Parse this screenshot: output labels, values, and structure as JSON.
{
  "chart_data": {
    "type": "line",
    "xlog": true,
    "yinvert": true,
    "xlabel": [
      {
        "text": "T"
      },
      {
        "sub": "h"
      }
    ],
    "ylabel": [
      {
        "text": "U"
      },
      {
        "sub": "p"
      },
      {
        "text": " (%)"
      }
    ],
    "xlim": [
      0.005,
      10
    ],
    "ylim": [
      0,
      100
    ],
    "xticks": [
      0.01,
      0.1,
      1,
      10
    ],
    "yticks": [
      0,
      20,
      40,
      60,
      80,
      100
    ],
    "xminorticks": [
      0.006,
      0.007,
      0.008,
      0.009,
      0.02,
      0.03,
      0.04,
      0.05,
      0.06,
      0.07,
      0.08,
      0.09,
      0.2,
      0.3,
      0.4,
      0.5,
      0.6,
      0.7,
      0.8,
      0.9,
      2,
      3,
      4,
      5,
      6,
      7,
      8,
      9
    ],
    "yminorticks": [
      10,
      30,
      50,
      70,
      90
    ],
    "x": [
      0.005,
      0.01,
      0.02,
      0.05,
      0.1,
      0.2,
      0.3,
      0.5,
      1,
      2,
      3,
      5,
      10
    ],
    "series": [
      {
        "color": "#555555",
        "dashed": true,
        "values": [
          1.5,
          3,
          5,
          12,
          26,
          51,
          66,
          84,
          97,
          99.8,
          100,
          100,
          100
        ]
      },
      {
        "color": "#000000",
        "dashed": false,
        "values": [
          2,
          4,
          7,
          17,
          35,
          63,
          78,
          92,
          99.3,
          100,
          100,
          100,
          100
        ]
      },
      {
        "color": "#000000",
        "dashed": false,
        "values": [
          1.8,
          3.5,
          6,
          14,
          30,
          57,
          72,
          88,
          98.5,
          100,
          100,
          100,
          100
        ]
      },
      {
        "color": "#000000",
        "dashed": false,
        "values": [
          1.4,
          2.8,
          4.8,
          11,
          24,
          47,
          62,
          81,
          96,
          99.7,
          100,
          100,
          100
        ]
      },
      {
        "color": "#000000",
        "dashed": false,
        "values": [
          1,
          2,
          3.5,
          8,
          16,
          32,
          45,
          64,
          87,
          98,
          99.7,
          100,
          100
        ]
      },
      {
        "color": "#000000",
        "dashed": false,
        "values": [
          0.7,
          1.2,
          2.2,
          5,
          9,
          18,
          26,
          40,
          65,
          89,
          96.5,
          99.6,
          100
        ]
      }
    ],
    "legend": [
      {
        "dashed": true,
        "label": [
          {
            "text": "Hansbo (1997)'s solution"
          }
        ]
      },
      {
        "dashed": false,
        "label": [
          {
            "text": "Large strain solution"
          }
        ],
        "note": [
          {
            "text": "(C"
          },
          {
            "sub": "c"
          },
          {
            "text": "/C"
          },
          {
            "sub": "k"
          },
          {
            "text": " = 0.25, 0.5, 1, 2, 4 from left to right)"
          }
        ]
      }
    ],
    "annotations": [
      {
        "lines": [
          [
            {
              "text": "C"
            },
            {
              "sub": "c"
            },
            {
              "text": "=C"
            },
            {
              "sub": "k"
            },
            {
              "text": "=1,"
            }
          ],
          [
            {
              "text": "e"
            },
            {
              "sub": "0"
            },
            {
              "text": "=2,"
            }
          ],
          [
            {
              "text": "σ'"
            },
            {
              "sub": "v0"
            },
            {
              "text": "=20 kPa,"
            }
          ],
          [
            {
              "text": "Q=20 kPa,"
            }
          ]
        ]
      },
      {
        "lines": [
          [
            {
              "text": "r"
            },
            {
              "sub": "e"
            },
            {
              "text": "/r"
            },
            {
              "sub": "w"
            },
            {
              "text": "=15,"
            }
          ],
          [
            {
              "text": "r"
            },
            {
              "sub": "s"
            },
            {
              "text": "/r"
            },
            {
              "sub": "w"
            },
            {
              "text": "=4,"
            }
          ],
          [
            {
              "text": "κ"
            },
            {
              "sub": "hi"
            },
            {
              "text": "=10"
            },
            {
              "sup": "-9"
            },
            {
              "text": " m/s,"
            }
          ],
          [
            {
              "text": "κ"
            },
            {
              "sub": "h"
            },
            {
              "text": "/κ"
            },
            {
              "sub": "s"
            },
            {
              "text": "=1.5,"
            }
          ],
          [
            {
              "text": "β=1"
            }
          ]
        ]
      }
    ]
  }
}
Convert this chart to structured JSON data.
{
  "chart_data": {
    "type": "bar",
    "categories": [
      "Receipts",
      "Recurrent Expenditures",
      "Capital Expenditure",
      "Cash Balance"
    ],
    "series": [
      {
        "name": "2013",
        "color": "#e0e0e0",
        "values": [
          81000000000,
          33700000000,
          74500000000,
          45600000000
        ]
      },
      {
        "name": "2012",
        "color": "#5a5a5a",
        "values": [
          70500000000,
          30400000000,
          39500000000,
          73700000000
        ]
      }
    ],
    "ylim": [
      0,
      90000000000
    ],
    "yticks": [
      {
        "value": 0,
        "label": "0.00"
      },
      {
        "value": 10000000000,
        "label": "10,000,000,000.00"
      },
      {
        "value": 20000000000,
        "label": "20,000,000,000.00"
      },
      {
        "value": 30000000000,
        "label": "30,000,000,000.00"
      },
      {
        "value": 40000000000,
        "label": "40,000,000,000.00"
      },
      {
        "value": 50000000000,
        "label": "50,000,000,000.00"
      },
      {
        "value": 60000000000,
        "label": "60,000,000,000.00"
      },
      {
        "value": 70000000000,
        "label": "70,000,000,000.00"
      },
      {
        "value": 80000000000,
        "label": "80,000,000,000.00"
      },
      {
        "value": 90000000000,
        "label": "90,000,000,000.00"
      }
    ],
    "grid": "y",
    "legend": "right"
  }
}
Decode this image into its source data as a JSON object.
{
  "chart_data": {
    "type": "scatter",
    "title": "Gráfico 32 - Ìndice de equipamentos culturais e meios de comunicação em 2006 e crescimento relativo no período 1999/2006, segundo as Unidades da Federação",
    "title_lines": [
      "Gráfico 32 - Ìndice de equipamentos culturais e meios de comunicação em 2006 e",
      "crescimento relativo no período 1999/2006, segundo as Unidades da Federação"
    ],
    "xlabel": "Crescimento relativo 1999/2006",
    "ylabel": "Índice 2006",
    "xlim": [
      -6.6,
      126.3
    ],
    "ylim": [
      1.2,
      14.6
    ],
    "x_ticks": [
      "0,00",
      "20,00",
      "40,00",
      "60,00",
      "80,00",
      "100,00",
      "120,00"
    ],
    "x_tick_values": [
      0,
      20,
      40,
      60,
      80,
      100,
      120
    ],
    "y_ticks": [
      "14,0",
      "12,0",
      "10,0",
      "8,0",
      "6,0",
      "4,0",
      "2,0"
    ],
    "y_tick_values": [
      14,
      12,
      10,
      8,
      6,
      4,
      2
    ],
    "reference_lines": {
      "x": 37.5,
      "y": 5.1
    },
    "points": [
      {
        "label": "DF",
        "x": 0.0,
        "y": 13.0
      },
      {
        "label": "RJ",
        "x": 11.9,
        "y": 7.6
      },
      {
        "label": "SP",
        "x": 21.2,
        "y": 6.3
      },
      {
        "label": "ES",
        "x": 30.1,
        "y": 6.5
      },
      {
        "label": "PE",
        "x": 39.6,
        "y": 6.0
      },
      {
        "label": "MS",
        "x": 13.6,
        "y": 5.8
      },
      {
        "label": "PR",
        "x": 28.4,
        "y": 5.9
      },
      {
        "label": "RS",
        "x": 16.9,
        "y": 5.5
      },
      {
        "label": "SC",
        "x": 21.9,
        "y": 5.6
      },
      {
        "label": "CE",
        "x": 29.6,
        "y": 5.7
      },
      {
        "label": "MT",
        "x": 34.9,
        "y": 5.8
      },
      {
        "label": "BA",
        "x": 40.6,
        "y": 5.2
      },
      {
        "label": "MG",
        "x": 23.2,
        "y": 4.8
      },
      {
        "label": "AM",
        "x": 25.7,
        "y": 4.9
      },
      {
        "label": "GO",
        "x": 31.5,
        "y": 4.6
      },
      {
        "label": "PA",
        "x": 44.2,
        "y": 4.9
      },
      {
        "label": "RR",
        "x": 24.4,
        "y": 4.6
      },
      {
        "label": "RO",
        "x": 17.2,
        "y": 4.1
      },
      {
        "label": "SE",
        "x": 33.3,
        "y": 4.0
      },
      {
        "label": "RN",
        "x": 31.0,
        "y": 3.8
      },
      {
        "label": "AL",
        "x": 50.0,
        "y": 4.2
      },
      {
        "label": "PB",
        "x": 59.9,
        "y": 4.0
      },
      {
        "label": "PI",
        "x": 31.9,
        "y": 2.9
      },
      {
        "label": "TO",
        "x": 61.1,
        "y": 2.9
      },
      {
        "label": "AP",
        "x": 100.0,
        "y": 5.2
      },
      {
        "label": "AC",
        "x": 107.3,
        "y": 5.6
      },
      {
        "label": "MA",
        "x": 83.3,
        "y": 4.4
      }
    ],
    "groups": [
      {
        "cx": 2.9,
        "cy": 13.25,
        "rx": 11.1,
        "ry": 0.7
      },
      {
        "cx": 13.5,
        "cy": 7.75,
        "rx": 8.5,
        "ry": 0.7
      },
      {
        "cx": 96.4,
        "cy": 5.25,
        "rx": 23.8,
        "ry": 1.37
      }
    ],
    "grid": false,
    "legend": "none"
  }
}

----------------------------------------

● WHAT YOU HAVE TO DO: Spot every line that holds "comunicação" and copy it.

● TASK OUTPUT:
    "title": "Gráfico 32 - Ìndice de equipamentos culturais e meios de comunicação em 2006 e crescimento relativo no período 1999/2006, segundo as Unidades da Federação",
      "Gráfico 32 - Ìndice de equipamentos culturais e meios de comunicação em 2006 e",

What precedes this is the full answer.